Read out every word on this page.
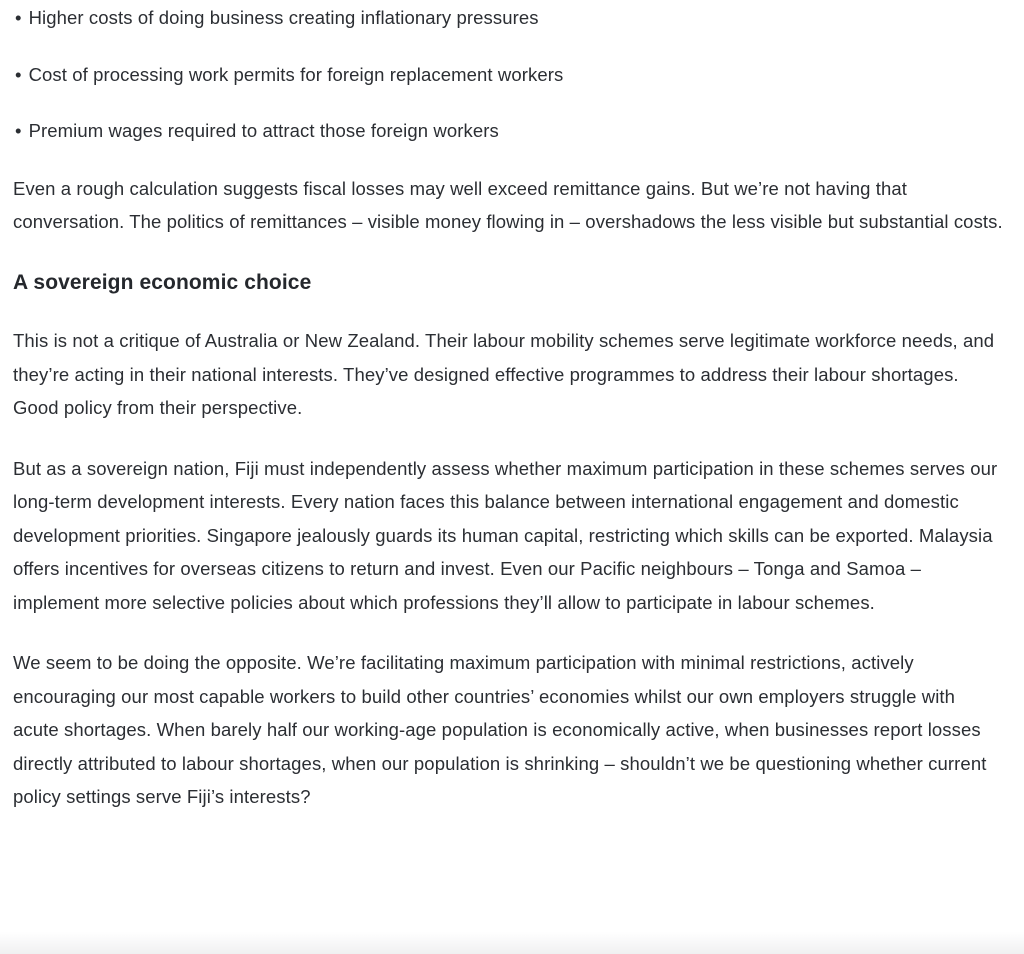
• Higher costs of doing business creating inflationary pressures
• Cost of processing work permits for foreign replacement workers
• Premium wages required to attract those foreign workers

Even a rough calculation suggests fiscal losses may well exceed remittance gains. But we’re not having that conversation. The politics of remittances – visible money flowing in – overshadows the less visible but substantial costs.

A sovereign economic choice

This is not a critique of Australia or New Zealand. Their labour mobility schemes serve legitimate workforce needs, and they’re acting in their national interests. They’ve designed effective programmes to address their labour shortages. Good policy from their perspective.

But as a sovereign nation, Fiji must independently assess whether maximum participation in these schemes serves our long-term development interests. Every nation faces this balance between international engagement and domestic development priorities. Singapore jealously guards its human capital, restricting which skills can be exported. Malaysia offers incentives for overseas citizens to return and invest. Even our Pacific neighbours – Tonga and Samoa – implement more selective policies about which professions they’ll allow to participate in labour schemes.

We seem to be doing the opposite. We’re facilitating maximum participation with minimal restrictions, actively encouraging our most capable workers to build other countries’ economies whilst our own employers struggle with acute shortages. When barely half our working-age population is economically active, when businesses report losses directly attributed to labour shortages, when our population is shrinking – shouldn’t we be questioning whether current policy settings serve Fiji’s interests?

---

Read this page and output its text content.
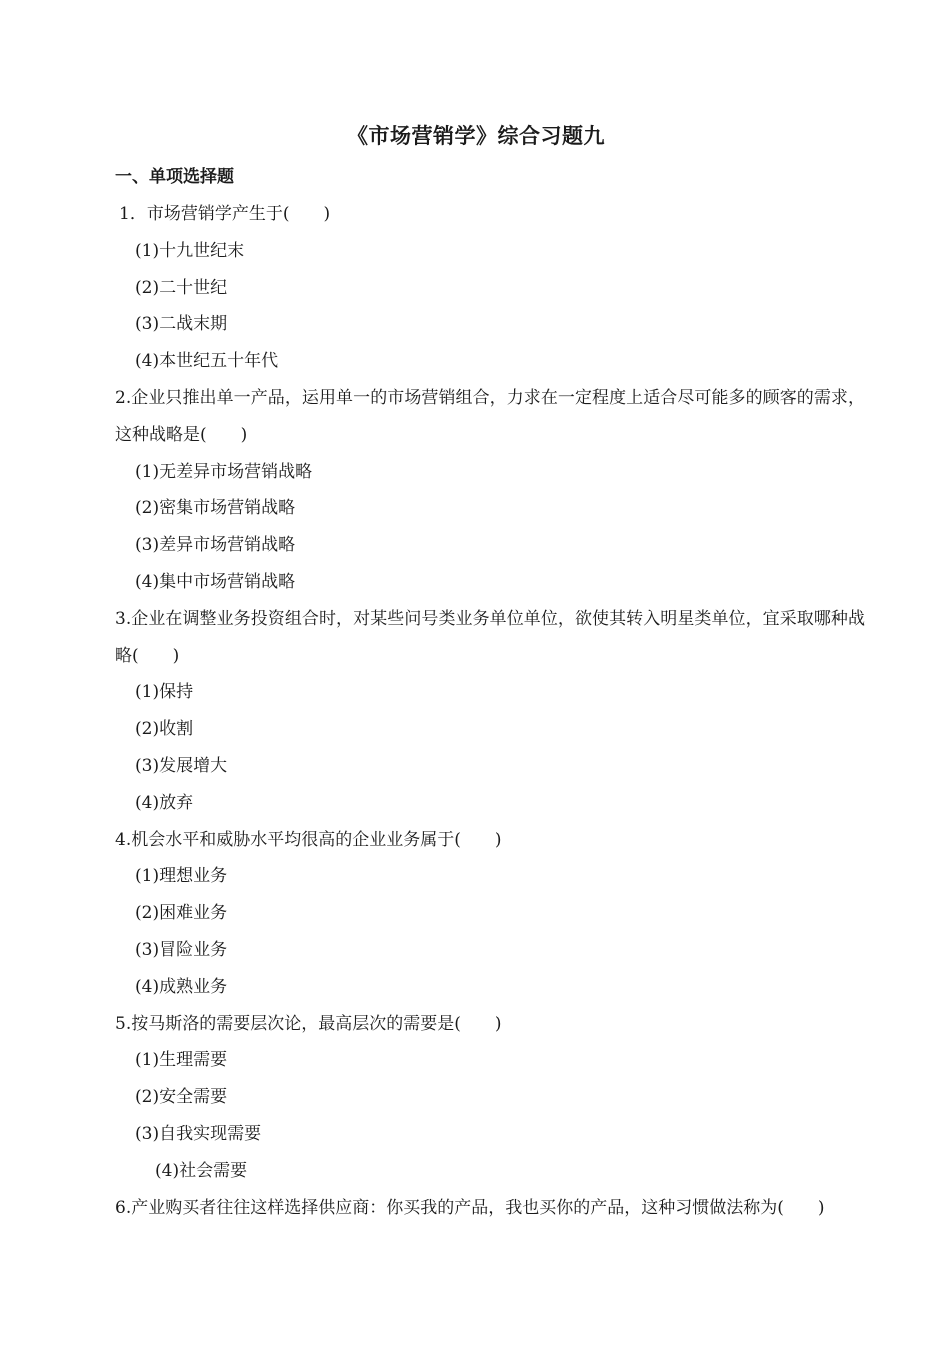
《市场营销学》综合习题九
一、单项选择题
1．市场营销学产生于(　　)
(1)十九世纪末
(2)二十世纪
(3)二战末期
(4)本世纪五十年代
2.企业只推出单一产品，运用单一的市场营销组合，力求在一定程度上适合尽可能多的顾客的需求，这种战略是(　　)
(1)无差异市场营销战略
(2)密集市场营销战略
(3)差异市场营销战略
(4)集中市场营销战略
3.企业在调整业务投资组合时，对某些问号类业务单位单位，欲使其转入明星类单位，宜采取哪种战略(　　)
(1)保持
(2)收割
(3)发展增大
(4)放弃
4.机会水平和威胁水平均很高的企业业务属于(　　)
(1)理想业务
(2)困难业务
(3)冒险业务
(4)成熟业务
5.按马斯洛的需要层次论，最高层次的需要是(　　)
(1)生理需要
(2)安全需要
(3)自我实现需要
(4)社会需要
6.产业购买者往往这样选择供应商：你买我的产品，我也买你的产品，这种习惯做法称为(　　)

> **Stated task**: Collect the lines of the data that carry the word "schemes".

> **Response to this task**:
This is not a critique of Australia or New Zealand. Their labour mobility schemes serve legitimate workforce needs, and they’re acting in their national interests. They’ve designed effective programmes to address their labour shortages. Good policy from their perspective.
But as a sovereign nation, Fiji must independently assess whether maximum participation in these schemes serves our long-term development interests. Every nation faces this balance between international engagement and domestic development priorities. Singapore jealously guards its human capital, restricting which skills can be exported. Malaysia offers incentives for overseas citizens to return and invest. Even our Pacific neighbours – Tonga and Samoa – implement more selective policies about which professions they’ll allow to participate in labour schemes.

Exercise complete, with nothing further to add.